◆ **Stored data**:
● ● ●
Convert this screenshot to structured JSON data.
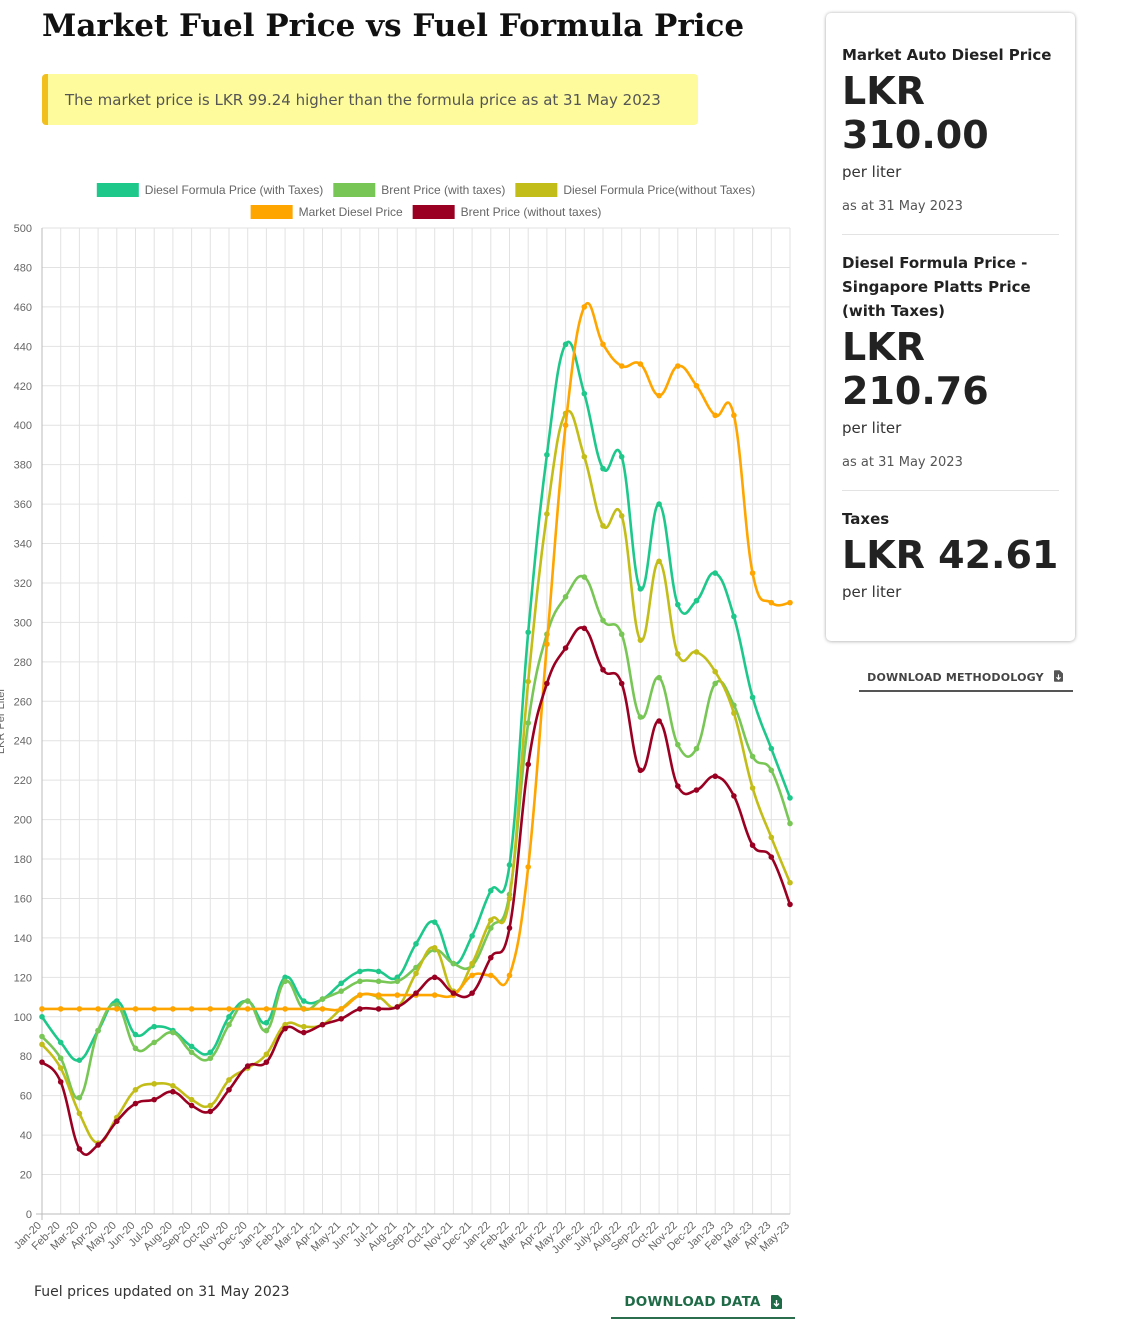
{
  "page": {
    "title": "Market Fuel Price vs Fuel Formula Price",
    "alert": "The market price is LKR 99.24 higher than the formula price as at 31 May 2023",
    "updated": "Fuel prices updated on 31 May 2023",
    "download_data": "DOWNLOAD DATA",
    "download_methodology": "DOWNLOAD METHODOLOGY"
  },
  "card": {
    "market": {
      "label": "Market Auto Diesel Price",
      "currency": "LKR",
      "value": "310.00",
      "unit": "per liter",
      "date": "as at 31 May 2023"
    },
    "formula": {
      "label": "Diesel Formula Price - Singapore Platts Price (with Taxes)",
      "currency": "LKR",
      "value": "210.76",
      "unit": "per liter",
      "date": "as at 31 May 2023"
    },
    "taxes": {
      "label": "Taxes",
      "value": "LKR 42.61",
      "unit": "per liter"
    }
  },
  "colors": {
    "accent": "#1f6b47",
    "alert_bg": "#fdfb9b",
    "alert_border": "#f2c01e"
  },
  "chart_data": {
    "type": "line",
    "ylabel": "LKR Per Liter",
    "xlabel": "",
    "ylim": [
      0,
      500
    ],
    "ytick_step": 20,
    "grid": true,
    "legend_position": "top",
    "categories": [
      "Jan-20",
      "Feb-20",
      "Mar-20",
      "Apr-20",
      "May-20",
      "Jun-20",
      "Jul-20",
      "Aug-20",
      "Sep-20",
      "Oct-20",
      "Nov-20",
      "Dec-20",
      "Jan-21",
      "Feb-21",
      "Mar-21",
      "Apr-21",
      "May-21",
      "Jun-21",
      "Jul-21",
      "Aug-21",
      "Sep-21",
      "Oct-21",
      "Nov-21",
      "Dec-21",
      "Jan-22",
      "Feb-22",
      "Mar-22",
      "Apr-22",
      "May-22",
      "June-22",
      "July-22",
      "Aug-22",
      "Sep-22",
      "Oct-22",
      "Nov-22",
      "Dec-22",
      "Jan-23",
      "Feb-23",
      "Mar-23",
      "Apr-23",
      "May-23"
    ],
    "series": [
      {
        "name": "Diesel Formula Price (with Taxes)",
        "color": "#1ec88b",
        "values": [
          100,
          87,
          78,
          93,
          108,
          91,
          95,
          93,
          85,
          82,
          100,
          108,
          97,
          120,
          108,
          109,
          117,
          123,
          123,
          120,
          137,
          148,
          127,
          141,
          164,
          177,
          295,
          385,
          441,
          416,
          378,
          384,
          317,
          360,
          309,
          311,
          325,
          303,
          262,
          236,
          211
        ]
      },
      {
        "name": "Brent Price (with taxes)",
        "color": "#78c655",
        "values": [
          90,
          79,
          59,
          93,
          106,
          84,
          87,
          92,
          82,
          79,
          96,
          108,
          93,
          118,
          104,
          109,
          113,
          118,
          118,
          118,
          125,
          134,
          127,
          126,
          145,
          162,
          249,
          294,
          313,
          323,
          301,
          294,
          252,
          272,
          238,
          236,
          269,
          258,
          232,
          225,
          198
        ]
      },
      {
        "name": "Diesel Formula Price(without Taxes)",
        "color": "#c3bd19",
        "values": [
          86,
          74,
          51,
          36,
          49,
          63,
          66,
          65,
          58,
          55,
          68,
          74,
          81,
          96,
          95,
          96,
          104,
          111,
          110,
          105,
          122,
          135,
          113,
          127,
          149,
          160,
          270,
          355,
          406,
          384,
          349,
          354,
          291,
          331,
          284,
          285,
          275,
          254,
          216,
          191,
          168
        ]
      },
      {
        "name": "Market Diesel Price",
        "color": "#ffa500",
        "values": [
          104,
          104,
          104,
          104,
          104,
          104,
          104,
          104,
          104,
          104,
          104,
          104,
          104,
          104,
          104,
          104,
          104,
          111,
          111,
          111,
          111,
          111,
          111,
          121,
          121,
          121,
          176,
          289,
          400,
          460,
          441,
          430,
          431,
          415,
          430,
          420,
          405,
          405,
          325,
          310,
          310
        ]
      },
      {
        "name": "Brent Price (without taxes)",
        "color": "#990022",
        "values": [
          77,
          67,
          33,
          35,
          47,
          56,
          58,
          62,
          55,
          52,
          63,
          75,
          77,
          94,
          92,
          96,
          99,
          104,
          104,
          105,
          112,
          120,
          112,
          112,
          130,
          145,
          228,
          269,
          287,
          297,
          276,
          269,
          225,
          250,
          217,
          215,
          222,
          212,
          187,
          181,
          157
        ]
      }
    ]
  }
}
● ● ●
◆ **What is required**: Quote the data above in full, leaving out the pictures it holds.

◆ **Answer**:
Convert this screenshot to structured JSON data.
{
  "page": {
    "title": "Market Fuel Price vs Fuel Formula Price",
    "alert": "The market price is LKR 99.24 higher than the formula price as at 31 May 2023",
    "updated": "Fuel prices updated on 31 May 2023",
    "download_data": "DOWNLOAD DATA",
    "download_methodology": "DOWNLOAD METHODOLOGY"
  },
  "card": {
    "market": {
      "label": "Market Auto Diesel Price",
      "currency": "LKR",
      "value": "310.00",
      "unit": "per liter",
      "date": "as at 31 May 2023"
    },
    "formula": {
      "label": "Diesel Formula Price - Singapore Platts Price (with Taxes)",
      "currency": "LKR",
      "value": "210.76",
      "unit": "per liter",
      "date": "as at 31 May 2023"
    },
    "taxes": {
      "label": "Taxes",
      "value": "LKR 42.61",
      "unit": "per liter"
    }
  },
  "colors": {
    "accent": "#1f6b47",
    "alert_bg": "#fdfb9b",
    "alert_border": "#f2c01e"
  },
  "chart_data": {
    "type": "line",
    "ylabel": "LKR Per Liter",
    "xlabel": "",
    "ylim": [
      0,
      500
    ],
    "ytick_step": 20,
    "grid": true,
    "legend_position": "top",
    "categories": [
      "Jan-20",
      "Feb-20",
      "Mar-20",
      "Apr-20",
      "May-20",
      "Jun-20",
      "Jul-20",
      "Aug-20",
      "Sep-20",
      "Oct-20",
      "Nov-20",
      "Dec-20",
      "Jan-21",
      "Feb-21",
      "Mar-21",
      "Apr-21",
      "May-21",
      "Jun-21",
      "Jul-21",
      "Aug-21",
      "Sep-21",
      "Oct-21",
      "Nov-21",
      "Dec-21",
      "Jan-22",
      "Feb-22",
      "Mar-22",
      "Apr-22",
      "May-22",
      "June-22",
      "July-22",
      "Aug-22",
      "Sep-22",
      "Oct-22",
      "Nov-22",
      "Dec-22",
      "Jan-23",
      "Feb-23",
      "Mar-23",
      "Apr-23",
      "May-23"
    ],
    "series": [
      {
        "name": "Diesel Formula Price (with Taxes)",
        "color": "#1ec88b",
        "values": [
          100,
          87,
          78,
          93,
          108,
          91,
          95,
          93,
          85,
          82,
          100,
          108,
          97,
          120,
          108,
          109,
          117,
          123,
          123,
          120,
          137,
          148,
          127,
          141,
          164,
          177,
          295,
          385,
          441,
          416,
          378,
          384,
          317,
          360,
          309,
          311,
          325,
          303,
          262,
          236,
          211
        ]
      },
      {
        "name": "Brent Price (with taxes)",
        "color": "#78c655",
        "values": [
          90,
          79,
          59,
          93,
          106,
          84,
          87,
          92,
          82,
          79,
          96,
          108,
          93,
          118,
          104,
          109,
          113,
          118,
          118,
          118,
          125,
          134,
          127,
          126,
          145,
          162,
          249,
          294,
          313,
          323,
          301,
          294,
          252,
          272,
          238,
          236,
          269,
          258,
          232,
          225,
          198
        ]
      },
      {
        "name": "Diesel Formula Price(without Taxes)",
        "color": "#c3bd19",
        "values": [
          86,
          74,
          51,
          36,
          49,
          63,
          66,
          65,
          58,
          55,
          68,
          74,
          81,
          96,
          95,
          96,
          104,
          111,
          110,
          105,
          122,
          135,
          113,
          127,
          149,
          160,
          270,
          355,
          406,
          384,
          349,
          354,
          291,
          331,
          284,
          285,
          275,
          254,
          216,
          191,
          168
        ]
      },
      {
        "name": "Market Diesel Price",
        "color": "#ffa500",
        "values": [
          104,
          104,
          104,
          104,
          104,
          104,
          104,
          104,
          104,
          104,
          104,
          104,
          104,
          104,
          104,
          104,
          104,
          111,
          111,
          111,
          111,
          111,
          111,
          121,
          121,
          121,
          176,
          289,
          400,
          460,
          441,
          430,
          431,
          415,
          430,
          420,
          405,
          405,
          325,
          310,
          310
        ]
      },
      {
        "name": "Brent Price (without taxes)",
        "color": "#990022",
        "values": [
          77,
          67,
          33,
          35,
          47,
          56,
          58,
          62,
          55,
          52,
          63,
          75,
          77,
          94,
          92,
          96,
          99,
          104,
          104,
          105,
          112,
          120,
          112,
          112,
          130,
          145,
          228,
          269,
          287,
          297,
          276,
          269,
          225,
          250,
          217,
          215,
          222,
          212,
          187,
          181,
          157
        ]
      }
    ]
  }
}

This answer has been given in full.